▶ _SOURCE EXCERPT_

::::

# Can you "overfeed" a steer??



## Beeman (Dec 29, 2002)

I know this sounds like a dumb question. Can you overfeed a steer if you feed them commercial feed or things like cornstalks?


----------



## agmantoo (May 23, 2003)

Yes, cattle can overeat. You may want to read this
http://beef.osu.edu/library/feedlot/ch10.html


----------



## arabian knight (Dec 19, 2005)

Well Once they have been fed up to a large amount I have found they can be put on what I call Total Feed OR Grain in front of them 24/7 I use a Huge Tub that holds over 100 pounds of grain and just let my steer eat as much as he wants too. And have never had a problem over the last 20+ years with doing this with one steer at a time. 
I have when raising horses have done the same thing put them also once built up to it on Total feed grain in front of them 24/7.
And I have yet to have one over eating problem like I said in way over 20 years more like 30 years at doing this.
But i sure have done this in every steer I have raised in the past 15 years Total Feed grain in front of them 24/7 When it gets low just dump in another 100 pound bag and let em eat that as much as they will.
AND Even at that I see them out eating grass and hay etc.~~!
And at that they are ready to butcher at around 15 months old where I get 400+ pounds of meat to put in my freezer.
Years ago I was raising Holstein steers on a program called ""TenderLean""

::::

▶ _STATED EXERCISE A_
Which usernames post in the steer-feeding thread? List every one.
The records have nothing to do with the steer-feeding thread.

Coordinate annotation records:

::::

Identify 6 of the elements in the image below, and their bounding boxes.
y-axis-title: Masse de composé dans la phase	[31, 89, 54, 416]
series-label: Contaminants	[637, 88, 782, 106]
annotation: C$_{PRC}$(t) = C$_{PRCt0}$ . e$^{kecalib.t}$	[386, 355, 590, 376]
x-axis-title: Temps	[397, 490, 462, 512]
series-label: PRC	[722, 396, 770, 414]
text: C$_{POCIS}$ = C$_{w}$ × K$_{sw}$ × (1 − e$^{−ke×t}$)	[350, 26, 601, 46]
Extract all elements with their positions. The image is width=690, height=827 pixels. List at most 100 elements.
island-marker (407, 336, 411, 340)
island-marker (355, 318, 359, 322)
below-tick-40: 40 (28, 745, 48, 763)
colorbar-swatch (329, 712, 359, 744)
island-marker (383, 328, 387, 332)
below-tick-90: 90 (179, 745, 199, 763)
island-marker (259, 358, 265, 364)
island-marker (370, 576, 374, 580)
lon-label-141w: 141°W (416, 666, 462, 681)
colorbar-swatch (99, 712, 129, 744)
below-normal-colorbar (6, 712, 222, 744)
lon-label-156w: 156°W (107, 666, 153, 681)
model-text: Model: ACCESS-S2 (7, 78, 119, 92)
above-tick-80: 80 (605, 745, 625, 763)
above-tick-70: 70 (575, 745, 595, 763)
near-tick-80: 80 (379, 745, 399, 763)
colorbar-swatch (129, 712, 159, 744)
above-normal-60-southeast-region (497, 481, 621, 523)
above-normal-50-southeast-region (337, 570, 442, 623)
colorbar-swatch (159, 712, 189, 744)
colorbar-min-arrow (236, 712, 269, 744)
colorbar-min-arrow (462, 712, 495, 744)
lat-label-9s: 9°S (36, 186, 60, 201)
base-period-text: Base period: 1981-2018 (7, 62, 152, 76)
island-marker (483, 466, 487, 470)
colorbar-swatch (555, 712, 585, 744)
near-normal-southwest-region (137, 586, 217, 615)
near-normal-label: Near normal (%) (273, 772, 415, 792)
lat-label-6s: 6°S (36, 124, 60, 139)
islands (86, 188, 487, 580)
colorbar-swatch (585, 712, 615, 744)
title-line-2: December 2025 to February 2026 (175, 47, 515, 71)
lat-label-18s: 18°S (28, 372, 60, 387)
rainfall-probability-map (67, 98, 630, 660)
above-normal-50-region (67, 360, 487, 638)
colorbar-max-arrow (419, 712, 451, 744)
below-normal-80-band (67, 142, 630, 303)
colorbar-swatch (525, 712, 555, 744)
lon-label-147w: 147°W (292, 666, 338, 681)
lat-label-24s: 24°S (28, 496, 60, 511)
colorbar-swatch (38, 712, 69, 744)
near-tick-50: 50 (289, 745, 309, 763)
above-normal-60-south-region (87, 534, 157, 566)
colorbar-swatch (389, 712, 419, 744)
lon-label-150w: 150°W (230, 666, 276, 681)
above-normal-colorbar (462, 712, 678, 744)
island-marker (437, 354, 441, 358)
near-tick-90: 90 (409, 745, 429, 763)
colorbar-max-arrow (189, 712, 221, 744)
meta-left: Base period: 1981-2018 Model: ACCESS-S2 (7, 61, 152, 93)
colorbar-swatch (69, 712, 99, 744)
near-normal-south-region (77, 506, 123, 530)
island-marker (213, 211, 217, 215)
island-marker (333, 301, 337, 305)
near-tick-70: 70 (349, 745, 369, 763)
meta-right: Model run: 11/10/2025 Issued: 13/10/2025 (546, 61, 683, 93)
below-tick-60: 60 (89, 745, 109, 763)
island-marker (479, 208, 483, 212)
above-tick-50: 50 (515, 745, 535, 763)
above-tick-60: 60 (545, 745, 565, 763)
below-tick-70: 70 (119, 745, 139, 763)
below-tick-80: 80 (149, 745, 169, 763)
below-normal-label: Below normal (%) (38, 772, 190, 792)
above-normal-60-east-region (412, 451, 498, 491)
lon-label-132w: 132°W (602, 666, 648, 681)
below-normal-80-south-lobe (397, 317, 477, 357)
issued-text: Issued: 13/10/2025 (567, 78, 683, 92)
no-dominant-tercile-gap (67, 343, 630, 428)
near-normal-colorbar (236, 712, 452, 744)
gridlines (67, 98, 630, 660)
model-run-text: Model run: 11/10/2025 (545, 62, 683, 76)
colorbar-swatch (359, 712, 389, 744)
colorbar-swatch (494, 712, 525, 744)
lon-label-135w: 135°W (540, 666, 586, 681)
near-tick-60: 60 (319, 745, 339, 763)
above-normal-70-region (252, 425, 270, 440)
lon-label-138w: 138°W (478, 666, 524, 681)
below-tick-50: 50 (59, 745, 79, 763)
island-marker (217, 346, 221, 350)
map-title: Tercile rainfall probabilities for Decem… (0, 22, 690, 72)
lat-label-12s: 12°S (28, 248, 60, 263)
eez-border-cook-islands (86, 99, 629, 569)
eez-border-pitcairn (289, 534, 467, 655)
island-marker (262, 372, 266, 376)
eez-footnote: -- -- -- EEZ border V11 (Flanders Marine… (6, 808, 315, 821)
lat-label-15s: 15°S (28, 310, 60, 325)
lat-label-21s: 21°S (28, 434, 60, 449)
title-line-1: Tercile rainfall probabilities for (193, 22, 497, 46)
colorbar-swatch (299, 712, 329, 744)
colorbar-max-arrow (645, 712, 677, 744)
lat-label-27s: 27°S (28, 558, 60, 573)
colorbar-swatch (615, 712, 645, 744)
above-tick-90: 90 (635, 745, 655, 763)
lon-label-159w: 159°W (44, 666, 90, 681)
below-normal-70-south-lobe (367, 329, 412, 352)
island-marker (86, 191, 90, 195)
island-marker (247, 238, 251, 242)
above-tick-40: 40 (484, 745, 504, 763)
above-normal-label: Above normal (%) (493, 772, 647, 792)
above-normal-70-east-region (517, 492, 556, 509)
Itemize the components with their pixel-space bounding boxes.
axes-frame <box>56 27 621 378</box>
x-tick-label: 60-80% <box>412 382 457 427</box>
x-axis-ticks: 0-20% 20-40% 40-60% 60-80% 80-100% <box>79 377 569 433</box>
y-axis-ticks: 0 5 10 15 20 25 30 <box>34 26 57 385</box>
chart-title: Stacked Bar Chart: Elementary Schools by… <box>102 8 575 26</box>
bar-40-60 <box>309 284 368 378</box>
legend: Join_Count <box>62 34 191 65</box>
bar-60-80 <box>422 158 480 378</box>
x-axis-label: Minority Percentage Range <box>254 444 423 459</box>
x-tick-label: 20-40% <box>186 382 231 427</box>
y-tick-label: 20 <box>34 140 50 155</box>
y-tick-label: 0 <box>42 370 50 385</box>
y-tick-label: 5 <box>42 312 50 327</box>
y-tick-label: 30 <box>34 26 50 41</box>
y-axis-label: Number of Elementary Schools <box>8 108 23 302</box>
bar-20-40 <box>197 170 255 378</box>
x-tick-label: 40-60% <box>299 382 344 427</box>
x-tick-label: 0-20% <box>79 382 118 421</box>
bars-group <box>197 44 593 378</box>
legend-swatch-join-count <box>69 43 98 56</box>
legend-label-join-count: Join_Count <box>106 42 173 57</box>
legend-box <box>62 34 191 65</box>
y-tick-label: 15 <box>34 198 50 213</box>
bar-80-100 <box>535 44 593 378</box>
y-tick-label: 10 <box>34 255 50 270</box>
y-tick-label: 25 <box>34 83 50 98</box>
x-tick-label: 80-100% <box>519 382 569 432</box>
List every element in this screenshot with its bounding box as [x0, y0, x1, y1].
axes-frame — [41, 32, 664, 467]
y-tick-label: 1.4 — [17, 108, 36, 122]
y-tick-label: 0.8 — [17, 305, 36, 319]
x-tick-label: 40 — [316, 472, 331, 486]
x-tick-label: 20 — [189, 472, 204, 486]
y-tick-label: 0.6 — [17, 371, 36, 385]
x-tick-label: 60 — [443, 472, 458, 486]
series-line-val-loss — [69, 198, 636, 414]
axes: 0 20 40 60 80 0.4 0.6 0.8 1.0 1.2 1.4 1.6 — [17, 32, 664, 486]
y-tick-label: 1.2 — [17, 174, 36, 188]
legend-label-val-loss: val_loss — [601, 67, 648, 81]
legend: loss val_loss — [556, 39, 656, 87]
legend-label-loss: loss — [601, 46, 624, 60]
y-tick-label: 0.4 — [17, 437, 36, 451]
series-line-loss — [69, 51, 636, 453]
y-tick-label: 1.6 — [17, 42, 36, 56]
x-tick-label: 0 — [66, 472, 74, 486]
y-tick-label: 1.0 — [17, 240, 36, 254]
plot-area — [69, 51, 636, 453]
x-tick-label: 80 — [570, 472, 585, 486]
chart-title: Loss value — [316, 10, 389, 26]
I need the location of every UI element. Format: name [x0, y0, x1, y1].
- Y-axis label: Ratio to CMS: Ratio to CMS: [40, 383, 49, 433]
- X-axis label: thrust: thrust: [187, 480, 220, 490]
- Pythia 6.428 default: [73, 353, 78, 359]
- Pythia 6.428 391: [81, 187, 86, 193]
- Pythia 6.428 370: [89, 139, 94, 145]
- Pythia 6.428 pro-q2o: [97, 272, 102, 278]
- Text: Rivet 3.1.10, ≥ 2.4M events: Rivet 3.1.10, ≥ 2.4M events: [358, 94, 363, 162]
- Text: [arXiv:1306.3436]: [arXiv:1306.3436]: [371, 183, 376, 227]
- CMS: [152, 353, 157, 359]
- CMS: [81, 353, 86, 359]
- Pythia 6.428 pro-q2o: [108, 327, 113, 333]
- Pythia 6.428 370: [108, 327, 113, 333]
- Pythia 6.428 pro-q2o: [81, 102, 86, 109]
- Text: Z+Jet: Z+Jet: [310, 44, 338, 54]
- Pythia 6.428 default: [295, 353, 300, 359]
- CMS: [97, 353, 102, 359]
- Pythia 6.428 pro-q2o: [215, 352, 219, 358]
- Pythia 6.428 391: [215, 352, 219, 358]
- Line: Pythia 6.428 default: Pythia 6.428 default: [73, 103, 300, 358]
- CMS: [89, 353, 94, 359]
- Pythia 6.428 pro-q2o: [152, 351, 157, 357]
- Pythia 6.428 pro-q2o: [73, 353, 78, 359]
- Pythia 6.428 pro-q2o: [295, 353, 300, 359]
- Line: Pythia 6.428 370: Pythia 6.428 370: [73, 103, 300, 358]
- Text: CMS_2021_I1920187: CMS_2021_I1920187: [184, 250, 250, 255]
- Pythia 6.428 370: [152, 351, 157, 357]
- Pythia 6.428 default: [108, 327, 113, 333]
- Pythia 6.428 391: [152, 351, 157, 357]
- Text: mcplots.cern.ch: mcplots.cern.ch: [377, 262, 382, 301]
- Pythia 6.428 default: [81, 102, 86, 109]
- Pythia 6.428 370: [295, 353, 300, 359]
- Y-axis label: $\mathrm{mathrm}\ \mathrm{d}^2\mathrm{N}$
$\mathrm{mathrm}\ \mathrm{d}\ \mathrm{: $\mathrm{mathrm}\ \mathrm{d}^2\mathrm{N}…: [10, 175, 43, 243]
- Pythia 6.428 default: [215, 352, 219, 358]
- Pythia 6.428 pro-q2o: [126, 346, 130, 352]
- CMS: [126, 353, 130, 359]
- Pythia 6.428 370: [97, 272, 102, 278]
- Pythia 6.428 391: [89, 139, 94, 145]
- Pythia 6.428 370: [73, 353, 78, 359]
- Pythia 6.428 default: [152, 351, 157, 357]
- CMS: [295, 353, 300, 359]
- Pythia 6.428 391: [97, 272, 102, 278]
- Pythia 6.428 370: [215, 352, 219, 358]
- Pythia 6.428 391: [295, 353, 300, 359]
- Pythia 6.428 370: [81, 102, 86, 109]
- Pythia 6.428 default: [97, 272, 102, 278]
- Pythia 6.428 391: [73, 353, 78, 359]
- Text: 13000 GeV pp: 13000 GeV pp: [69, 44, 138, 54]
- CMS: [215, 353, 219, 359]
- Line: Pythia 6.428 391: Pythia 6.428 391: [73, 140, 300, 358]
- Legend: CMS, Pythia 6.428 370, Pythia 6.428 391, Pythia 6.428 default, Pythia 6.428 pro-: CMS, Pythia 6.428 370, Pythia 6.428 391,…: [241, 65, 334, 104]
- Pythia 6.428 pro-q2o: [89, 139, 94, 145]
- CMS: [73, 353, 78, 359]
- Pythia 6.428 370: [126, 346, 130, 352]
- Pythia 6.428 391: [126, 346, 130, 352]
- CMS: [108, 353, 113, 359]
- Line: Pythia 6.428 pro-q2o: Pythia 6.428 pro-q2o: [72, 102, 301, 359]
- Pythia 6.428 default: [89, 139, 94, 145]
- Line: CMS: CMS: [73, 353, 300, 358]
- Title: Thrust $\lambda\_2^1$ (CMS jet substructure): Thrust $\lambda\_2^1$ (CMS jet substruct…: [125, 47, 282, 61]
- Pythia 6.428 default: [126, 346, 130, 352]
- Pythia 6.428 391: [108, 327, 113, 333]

::::

▶ _STATED EXERCISE B_
Can you turn everything in the records, from the first line down through the line containing "island-marker (483, 466, 487, 470)", into a numbered list, leaving out blank lines?

▶ _EXERCISE RESULT A_
Beeman, agmantoo, arabian knight

▶ _EXERCISE RESULT B_
1. Identify 6 of the elements in the image below, and their bounding boxes.
2. y-axis-title: Masse de composé dans la phase	[31, 89, 54, 416]
3. series-label: Contaminants	[637, 88, 782, 106]
4. annotation: C$_{PRC}$(t) = C$_{PRCt0}$ . e$^{kecalib.t}$	[386, 355, 590, 376]
5. x-axis-title: Temps	[397, 490, 462, 512]
6. series-label: PRC	[722, 396, 770, 414]
7. text: C$_{POCIS}$ = C$_{w}$ × K$_{sw}$ × (1 − e$^{−ke×t}$)	[350, 26, 601, 46]
8. Extract all elements with their positions. The image is width=690, height=827 pixels. List at most 100 elements.
9. island-marker (407, 336, 411, 340)
10. island-marker (355, 318, 359, 322)
11. below-tick-40: 40 (28, 745, 48, 763)
12. colorbar-swatch (329, 712, 359, 744)
13. island-marker (383, 328, 387, 332)
14. below-tick-90: 90 (179, 745, 199, 763)
15. island-marker (259, 358, 265, 364)
16. island-marker (370, 576, 374, 580)
17. lon-label-141w: 141°W (416, 666, 462, 681)
18. colorbar-swatch (99, 712, 129, 744)
19. below-normal-colorbar (6, 712, 222, 744)
20. lon-label-156w: 156°W (107, 666, 153, 681)
21. model-text: Model: ACCESS-S2 (7, 78, 119, 92)
22. above-tick-80: 80 (605, 745, 625, 763)
23. above-tick-70: 70 (575, 745, 595, 763)
24. near-tick-80: 80 (379, 745, 399, 763)
25. colorbar-swatch (129, 712, 159, 744)
26. above-normal-60-southeast-region (497, 481, 621, 523)
27. above-normal-50-southeast-region (337, 570, 442, 623)
28. colorbar-swatch (159, 712, 189, 744)
29. colorbar-min-arrow (236, 712, 269, 744)
30. colorbar-min-arrow (462, 712, 495, 744)
31. lat-label-9s: 9°S (36, 186, 60, 201)
32. base-period-text: Base period: 1981-2018 (7, 62, 152, 76)
33. island-marker (483, 466, 487, 470)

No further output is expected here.